═══ Records ═══

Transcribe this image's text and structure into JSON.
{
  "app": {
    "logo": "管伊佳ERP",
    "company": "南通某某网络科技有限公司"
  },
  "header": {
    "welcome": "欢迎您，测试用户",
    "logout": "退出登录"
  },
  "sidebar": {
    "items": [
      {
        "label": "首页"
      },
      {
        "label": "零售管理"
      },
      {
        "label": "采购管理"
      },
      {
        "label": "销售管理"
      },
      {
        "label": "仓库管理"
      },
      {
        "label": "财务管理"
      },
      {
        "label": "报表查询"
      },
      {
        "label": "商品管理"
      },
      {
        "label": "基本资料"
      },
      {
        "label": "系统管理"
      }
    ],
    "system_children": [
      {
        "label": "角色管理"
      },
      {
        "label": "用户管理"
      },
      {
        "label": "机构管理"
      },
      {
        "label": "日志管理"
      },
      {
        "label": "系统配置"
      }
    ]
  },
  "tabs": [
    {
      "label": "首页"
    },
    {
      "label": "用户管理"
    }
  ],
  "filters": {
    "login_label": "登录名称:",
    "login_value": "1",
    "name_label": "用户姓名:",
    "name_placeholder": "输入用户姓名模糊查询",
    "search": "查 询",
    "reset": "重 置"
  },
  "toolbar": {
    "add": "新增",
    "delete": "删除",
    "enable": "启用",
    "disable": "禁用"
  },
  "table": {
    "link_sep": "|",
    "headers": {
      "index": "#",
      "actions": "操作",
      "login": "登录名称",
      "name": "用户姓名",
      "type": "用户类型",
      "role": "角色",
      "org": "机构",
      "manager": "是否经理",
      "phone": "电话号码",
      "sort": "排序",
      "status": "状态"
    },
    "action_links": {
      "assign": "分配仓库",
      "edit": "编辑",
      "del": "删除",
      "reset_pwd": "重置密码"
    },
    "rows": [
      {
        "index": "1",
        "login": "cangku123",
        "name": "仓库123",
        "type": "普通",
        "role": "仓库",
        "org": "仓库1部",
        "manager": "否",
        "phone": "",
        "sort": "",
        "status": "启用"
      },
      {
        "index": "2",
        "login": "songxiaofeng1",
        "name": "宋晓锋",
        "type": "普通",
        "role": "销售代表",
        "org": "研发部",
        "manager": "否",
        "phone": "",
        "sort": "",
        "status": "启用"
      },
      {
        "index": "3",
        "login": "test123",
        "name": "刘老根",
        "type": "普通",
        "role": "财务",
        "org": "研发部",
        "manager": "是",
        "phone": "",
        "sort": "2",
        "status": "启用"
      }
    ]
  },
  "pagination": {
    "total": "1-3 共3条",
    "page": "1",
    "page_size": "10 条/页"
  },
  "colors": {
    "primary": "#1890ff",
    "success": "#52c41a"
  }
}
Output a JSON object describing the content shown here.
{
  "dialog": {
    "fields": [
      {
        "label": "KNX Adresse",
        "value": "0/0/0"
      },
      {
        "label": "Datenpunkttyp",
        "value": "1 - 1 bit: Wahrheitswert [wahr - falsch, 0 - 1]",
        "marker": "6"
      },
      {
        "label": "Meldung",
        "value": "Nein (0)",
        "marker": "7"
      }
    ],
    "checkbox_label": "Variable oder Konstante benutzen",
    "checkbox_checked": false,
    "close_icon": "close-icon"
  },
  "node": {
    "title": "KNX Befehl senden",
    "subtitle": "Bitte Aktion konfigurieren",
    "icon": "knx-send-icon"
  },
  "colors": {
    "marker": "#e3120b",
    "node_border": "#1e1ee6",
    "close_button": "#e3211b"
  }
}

═══

§ Task brief: Go through the listing and print each line exactly as it appears.

§ Worked solution:
Transcribe this image's text and structure into JSON.
{
  "app": {
    "logo": "管伊佳ERP",
    "company": "南通某某网络科技有限公司"
  },
  "header": {
    "welcome": "欢迎您，测试用户",
    "logout": "退出登录"
  },
  "sidebar": {
    "items": [
      {
        "label": "首页"
      },
      {
        "label": "零售管理"
      },
      {
        "label": "采购管理"
      },
      {
        "label": "销售管理"
      },
      {
        "label": "仓库管理"
      },
      {
        "label": "财务管理"
      },
      {
        "label": "报表查询"
      },
      {
        "label": "商品管理"
      },
      {
        "label": "基本资料"
      },
      {
        "label": "系统管理"
      }
    ],
    "system_children": [
      {
        "label": "角色管理"
      },
      {
        "label": "用户管理"
      },
      {
        "label": "机构管理"
      },
      {
        "label": "日志管理"
      },
      {
        "label": "系统配置"
      }
    ]
  },
  "tabs": [
    {
      "label": "首页"
    },
    {
      "label": "用户管理"
    }
  ],
  "filters": {
    "login_label": "登录名称:",
    "login_value": "1",
    "name_label": "用户姓名:",
    "name_placeholder": "输入用户姓名模糊查询",
    "search": "查 询",
    "reset": "重 置"
  },
  "toolbar": {
    "add": "新增",
    "delete": "删除",
    "enable": "启用",
    "disable": "禁用"
  },
  "table": {
    "link_sep": "|",
    "headers": {
      "index": "#",
      "actions": "操作",
      "login": "登录名称",
      "name": "用户姓名",
      "type": "用户类型",
      "role": "角色",
      "org": "机构",
      "manager": "是否经理",
      "phone": "电话号码",
      "sort": "排序",
      "status": "状态"
    },
    "action_links": {
      "assign": "分配仓库",
      "edit": "编辑",
      "del": "删除",
      "reset_pwd": "重置密码"
    },
    "rows": [
      {
        "index": "1",
        "login": "cangku123",
        "name": "仓库123",
        "type": "普通",
        "role": "仓库",
        "org": "仓库1部",
        "manager": "否",
        "phone": "",
        "sort": "",
        "status": "启用"
      },
      {
        "index": "2",
        "login": "songxiaofeng1",
        "name": "宋晓锋",
        "type": "普通",
        "role": "销售代表",
        "org": "研发部",
        "manager": "否",
        "phone": "",
        "sort": "",
        "status": "启用"
      },
      {
        "index": "3",
        "login": "test123",
        "name": "刘老根",
        "type": "普通",
        "role": "财务",
        "org": "研发部",
        "manager": "是",
        "phone": "",
        "sort": "2",
        "status": "启用"
      }
    ]
  },
  "pagination": {
    "total": "1-3 共3条",
    "page": "1",
    "page_size": "10 条/页"
  },
  "colors": {
    "primary": "#1890ff",
    "success": "#52c41a"
  }
}
Output a JSON object describing the content shown here.
{
  "dialog": {
    "fields": [
      {
        "label": "KNX Adresse",
        "value": "0/0/0"
      },
      {
        "label": "Datenpunkttyp",
        "value": "1 - 1 bit: Wahrheitswert [wahr - falsch, 0 - 1]",
        "marker": "6"
      },
      {
        "label": "Meldung",
        "value": "Nein (0)",
        "marker": "7"
      }
    ],
    "checkbox_label": "Variable oder Konstante benutzen",
    "checkbox_checked": false,
    "close_icon": "close-icon"
  },
  "node": {
    "title": "KNX Befehl senden",
    "subtitle": "Bitte Aktion konfigurieren",
    "icon": "knx-send-icon"
  },
  "colors": {
    "marker": "#e3120b",
    "node_border": "#1e1ee6",
    "close_button": "#e3211b"
  }
}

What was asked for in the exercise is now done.